_What the task requires_: Each entry below is to be printed verbatim.

========================

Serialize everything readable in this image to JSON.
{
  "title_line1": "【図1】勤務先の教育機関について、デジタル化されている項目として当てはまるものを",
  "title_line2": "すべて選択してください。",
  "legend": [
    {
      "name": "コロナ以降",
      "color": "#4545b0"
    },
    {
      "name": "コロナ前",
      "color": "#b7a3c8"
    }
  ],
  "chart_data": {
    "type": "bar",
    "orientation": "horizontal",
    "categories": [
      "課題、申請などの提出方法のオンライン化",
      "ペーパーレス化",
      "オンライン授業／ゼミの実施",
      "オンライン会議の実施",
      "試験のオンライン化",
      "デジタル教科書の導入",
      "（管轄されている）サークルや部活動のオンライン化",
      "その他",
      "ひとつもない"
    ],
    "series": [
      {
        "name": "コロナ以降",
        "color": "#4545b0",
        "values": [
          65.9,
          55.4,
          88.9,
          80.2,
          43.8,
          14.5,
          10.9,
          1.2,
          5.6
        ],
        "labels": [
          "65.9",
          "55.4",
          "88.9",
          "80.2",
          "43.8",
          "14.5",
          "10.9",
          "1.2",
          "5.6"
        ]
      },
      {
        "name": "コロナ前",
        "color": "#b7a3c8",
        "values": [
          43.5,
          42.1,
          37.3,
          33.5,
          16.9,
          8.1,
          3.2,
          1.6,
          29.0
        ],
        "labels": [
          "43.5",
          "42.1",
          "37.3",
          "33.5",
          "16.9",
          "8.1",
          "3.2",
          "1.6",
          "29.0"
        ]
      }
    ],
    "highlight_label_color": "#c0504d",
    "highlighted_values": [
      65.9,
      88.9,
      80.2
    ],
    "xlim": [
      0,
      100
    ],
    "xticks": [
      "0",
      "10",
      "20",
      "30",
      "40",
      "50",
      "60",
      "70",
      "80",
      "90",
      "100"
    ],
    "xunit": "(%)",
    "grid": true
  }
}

========================

_Result_:
Serialize everything readable in this image to JSON.
{
  "title_line1": "【図1】勤務先の教育機関について、デジタル化されている項目として当てはまるものを",
  "title_line2": "すべて選択してください。",
  "legend": [
    {
      "name": "コロナ以降",
      "color": "#4545b0"
    },
    {
      "name": "コロナ前",
      "color": "#b7a3c8"
    }
  ],
  "chart_data": {
    "type": "bar",
    "orientation": "horizontal",
    "categories": [
      "課題、申請などの提出方法のオンライン化",
      "ペーパーレス化",
      "オンライン授業／ゼミの実施",
      "オンライン会議の実施",
      "試験のオンライン化",
      "デジタル教科書の導入",
      "（管轄されている）サークルや部活動のオンライン化",
      "その他",
      "ひとつもない"
    ],
    "series": [
      {
        "name": "コロナ以降",
        "color": "#4545b0",
        "values": [
          65.9,
          55.4,
          88.9,
          80.2,
          43.8,
          14.5,
          10.9,
          1.2,
          5.6
        ],
        "labels": [
          "65.9",
          "55.4",
          "88.9",
          "80.2",
          "43.8",
          "14.5",
          "10.9",
          "1.2",
          "5.6"
        ]
      },
      {
        "name": "コロナ前",
        "color": "#b7a3c8",
        "values": [
          43.5,
          42.1,
          37.3,
          33.5,
          16.9,
          8.1,
          3.2,
          1.6,
          29.0
        ],
        "labels": [
          "43.5",
          "42.1",
          "37.3",
          "33.5",
          "16.9",
          "8.1",
          "3.2",
          "1.6",
          "29.0"
        ]
      }
    ],
    "highlight_label_color": "#c0504d",
    "highlighted_values": [
      65.9,
      88.9,
      80.2
    ],
    "xlim": [
      0,
      100
    ],
    "xticks": [
      "0",
      "10",
      "20",
      "30",
      "40",
      "50",
      "60",
      "70",
      "80",
      "90",
      "100"
    ],
    "xunit": "(%)",
    "grid": true
  }
}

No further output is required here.